=== TASK PROMPT ===
Copy out each line of the data that holds the word "inferiore".

>> begin RECORDS PROVIDED

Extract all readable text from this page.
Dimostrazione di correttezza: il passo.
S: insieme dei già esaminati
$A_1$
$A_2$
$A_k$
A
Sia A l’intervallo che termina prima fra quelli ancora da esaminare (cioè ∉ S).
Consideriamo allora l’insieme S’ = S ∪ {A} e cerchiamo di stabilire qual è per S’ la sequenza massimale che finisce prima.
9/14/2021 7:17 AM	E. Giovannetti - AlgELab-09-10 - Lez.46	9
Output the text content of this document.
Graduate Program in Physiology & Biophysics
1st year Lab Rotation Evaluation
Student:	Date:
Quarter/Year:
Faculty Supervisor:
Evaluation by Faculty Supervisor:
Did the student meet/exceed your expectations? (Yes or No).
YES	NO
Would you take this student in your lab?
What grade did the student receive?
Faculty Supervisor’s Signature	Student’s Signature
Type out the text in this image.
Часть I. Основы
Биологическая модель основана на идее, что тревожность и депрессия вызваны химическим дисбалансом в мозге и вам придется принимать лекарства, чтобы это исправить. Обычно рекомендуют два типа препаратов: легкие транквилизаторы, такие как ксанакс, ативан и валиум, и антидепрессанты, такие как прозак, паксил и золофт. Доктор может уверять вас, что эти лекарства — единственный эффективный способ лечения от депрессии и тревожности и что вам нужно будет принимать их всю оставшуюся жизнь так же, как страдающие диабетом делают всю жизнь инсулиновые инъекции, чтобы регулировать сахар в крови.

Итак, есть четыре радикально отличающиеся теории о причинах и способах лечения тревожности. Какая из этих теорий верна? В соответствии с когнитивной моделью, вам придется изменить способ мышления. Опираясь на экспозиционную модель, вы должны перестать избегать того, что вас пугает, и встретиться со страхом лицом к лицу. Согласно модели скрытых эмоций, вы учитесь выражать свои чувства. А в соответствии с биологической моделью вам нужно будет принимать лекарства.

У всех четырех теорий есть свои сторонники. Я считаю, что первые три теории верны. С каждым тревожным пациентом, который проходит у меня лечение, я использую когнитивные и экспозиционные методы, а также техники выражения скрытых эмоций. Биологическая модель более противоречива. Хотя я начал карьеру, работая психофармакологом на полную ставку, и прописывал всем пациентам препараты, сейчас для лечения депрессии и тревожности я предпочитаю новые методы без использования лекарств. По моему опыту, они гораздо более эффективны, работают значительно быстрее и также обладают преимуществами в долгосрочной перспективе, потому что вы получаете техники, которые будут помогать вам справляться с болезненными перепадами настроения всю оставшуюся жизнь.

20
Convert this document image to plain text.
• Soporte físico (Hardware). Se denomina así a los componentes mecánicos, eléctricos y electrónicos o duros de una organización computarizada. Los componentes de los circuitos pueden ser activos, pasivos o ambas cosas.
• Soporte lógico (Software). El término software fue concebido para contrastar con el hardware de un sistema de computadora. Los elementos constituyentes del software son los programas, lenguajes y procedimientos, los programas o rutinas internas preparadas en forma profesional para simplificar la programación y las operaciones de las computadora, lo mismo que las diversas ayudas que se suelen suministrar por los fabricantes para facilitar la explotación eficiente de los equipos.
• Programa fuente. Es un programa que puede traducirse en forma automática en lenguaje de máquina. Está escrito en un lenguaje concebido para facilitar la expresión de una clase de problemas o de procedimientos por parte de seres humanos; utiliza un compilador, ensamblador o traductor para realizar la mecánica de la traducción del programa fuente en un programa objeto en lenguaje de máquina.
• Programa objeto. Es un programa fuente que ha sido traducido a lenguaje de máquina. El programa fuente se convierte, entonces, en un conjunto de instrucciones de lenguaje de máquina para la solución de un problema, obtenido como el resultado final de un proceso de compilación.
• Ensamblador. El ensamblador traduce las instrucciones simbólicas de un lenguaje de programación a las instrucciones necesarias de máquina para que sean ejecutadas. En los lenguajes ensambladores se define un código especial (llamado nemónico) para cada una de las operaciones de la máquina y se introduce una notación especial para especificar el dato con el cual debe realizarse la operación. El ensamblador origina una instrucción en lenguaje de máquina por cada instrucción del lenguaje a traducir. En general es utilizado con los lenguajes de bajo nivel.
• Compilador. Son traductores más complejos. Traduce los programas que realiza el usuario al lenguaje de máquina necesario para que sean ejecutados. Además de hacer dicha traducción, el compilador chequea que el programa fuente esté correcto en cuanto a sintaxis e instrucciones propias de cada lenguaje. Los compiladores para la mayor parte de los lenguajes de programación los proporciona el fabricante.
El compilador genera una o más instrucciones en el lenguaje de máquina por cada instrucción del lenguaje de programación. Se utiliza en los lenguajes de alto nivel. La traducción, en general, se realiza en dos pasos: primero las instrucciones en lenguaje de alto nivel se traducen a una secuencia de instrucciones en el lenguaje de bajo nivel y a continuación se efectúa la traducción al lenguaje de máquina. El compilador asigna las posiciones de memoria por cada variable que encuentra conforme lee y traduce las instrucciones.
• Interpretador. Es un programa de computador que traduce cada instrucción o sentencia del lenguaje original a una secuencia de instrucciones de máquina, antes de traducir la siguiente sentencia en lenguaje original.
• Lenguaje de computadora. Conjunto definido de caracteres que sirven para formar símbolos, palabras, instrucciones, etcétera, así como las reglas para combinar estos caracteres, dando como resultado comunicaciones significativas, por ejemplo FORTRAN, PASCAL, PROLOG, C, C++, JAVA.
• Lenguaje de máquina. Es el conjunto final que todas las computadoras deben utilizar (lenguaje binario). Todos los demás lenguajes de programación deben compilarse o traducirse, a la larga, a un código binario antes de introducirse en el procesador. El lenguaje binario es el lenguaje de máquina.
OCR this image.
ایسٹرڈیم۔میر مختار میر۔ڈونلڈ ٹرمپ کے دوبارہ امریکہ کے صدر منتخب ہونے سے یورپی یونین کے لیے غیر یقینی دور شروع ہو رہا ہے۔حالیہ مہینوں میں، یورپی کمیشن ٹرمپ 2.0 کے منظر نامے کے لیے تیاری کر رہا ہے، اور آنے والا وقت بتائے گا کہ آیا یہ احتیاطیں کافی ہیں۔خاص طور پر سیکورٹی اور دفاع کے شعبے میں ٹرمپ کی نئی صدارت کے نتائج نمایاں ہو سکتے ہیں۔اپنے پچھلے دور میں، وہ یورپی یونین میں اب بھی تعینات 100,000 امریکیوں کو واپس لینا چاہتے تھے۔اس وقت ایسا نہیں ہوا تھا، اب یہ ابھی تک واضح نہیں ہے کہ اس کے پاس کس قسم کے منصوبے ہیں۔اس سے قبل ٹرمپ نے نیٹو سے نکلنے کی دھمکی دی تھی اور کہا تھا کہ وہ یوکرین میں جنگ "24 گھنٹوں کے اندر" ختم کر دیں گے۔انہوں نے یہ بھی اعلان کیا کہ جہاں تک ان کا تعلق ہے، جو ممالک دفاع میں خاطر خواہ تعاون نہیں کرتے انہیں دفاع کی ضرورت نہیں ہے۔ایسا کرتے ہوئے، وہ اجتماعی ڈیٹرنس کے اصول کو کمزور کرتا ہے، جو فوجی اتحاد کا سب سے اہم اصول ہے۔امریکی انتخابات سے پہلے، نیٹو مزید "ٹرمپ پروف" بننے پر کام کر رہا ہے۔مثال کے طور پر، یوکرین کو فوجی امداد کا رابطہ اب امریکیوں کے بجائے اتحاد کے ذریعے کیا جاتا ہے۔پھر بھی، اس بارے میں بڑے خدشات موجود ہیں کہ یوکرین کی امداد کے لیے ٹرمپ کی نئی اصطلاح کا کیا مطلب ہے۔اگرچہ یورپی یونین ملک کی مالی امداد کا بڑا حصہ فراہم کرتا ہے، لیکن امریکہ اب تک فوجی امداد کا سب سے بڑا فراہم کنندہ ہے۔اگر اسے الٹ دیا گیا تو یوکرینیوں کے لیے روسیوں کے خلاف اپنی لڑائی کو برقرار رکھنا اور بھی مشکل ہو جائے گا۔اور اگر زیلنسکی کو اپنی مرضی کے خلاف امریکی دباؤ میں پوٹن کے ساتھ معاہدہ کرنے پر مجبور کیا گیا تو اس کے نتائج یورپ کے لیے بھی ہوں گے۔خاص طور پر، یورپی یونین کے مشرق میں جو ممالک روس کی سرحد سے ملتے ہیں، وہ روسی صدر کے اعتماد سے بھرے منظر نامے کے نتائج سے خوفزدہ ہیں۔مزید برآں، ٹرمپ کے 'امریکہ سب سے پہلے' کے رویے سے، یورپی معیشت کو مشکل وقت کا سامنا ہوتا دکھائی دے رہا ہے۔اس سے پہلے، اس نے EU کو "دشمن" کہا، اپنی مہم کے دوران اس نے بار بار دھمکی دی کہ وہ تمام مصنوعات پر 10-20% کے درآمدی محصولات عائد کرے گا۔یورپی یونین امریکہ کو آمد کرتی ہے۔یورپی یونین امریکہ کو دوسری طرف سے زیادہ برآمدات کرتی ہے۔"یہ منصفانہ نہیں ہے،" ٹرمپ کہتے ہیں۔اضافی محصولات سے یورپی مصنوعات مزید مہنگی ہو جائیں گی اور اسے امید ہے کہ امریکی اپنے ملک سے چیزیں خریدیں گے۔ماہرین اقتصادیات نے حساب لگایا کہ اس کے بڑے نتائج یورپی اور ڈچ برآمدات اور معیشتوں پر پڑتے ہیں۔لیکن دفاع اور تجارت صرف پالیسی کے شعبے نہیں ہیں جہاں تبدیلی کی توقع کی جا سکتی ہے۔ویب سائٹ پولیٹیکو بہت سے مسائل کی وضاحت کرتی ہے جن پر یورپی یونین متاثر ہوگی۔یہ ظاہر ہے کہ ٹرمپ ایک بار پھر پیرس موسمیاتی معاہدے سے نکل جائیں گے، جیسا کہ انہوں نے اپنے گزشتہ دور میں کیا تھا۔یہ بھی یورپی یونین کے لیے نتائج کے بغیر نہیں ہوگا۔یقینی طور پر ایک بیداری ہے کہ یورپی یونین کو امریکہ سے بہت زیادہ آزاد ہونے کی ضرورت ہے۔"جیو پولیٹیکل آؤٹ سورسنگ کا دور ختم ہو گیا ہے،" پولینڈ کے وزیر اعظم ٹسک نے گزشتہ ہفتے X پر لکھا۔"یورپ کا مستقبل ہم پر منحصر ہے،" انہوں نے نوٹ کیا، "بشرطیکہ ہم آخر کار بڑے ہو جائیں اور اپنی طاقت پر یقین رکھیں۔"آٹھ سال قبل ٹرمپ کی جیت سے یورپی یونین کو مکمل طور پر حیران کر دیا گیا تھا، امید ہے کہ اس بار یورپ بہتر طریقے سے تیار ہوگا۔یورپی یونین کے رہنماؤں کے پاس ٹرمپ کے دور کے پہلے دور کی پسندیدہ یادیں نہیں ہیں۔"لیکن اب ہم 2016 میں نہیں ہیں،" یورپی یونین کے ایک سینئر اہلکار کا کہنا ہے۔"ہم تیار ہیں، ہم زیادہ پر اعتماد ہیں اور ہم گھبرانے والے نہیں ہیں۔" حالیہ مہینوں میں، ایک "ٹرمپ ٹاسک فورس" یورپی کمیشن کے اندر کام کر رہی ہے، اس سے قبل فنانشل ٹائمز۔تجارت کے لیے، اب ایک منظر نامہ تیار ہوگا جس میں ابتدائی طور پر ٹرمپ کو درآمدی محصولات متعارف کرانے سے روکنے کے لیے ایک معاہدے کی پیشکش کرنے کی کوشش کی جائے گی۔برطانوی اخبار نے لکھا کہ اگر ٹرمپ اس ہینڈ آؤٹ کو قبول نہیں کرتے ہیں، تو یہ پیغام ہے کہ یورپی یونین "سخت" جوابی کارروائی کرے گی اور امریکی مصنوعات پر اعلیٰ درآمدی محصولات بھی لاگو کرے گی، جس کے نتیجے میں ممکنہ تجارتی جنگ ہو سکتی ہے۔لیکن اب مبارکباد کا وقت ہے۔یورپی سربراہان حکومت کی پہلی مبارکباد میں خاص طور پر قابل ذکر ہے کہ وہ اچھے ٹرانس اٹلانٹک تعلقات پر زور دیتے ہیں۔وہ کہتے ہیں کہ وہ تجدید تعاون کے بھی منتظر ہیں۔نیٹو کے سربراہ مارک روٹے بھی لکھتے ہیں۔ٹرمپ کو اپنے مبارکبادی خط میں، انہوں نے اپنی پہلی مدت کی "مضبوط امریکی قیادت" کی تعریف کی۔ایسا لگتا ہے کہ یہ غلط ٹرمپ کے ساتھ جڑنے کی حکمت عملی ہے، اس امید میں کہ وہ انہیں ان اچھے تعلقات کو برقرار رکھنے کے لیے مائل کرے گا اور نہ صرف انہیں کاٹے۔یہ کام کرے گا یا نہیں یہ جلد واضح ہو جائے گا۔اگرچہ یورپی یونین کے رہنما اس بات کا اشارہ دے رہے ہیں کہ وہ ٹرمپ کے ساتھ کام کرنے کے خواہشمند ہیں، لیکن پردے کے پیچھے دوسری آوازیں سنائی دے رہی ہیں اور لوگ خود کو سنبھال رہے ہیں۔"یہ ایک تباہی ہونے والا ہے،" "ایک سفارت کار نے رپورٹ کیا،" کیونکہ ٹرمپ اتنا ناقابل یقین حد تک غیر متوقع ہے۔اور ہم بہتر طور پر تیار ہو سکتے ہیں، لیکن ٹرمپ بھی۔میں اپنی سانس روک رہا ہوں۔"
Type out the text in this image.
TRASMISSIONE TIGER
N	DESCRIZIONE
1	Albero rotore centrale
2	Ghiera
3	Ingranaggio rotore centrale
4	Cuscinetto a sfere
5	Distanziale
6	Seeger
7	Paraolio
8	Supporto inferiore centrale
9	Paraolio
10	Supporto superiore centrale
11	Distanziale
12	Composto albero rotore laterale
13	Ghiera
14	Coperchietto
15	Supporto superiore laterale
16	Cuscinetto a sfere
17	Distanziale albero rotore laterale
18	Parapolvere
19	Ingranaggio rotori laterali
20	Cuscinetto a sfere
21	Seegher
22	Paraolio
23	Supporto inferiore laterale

>> end RECORDS PROVIDED

=== SOLUTION FOR THIS PROBLEM ===
8	Supporto inferiore centrale
23	Supporto inferiore laterale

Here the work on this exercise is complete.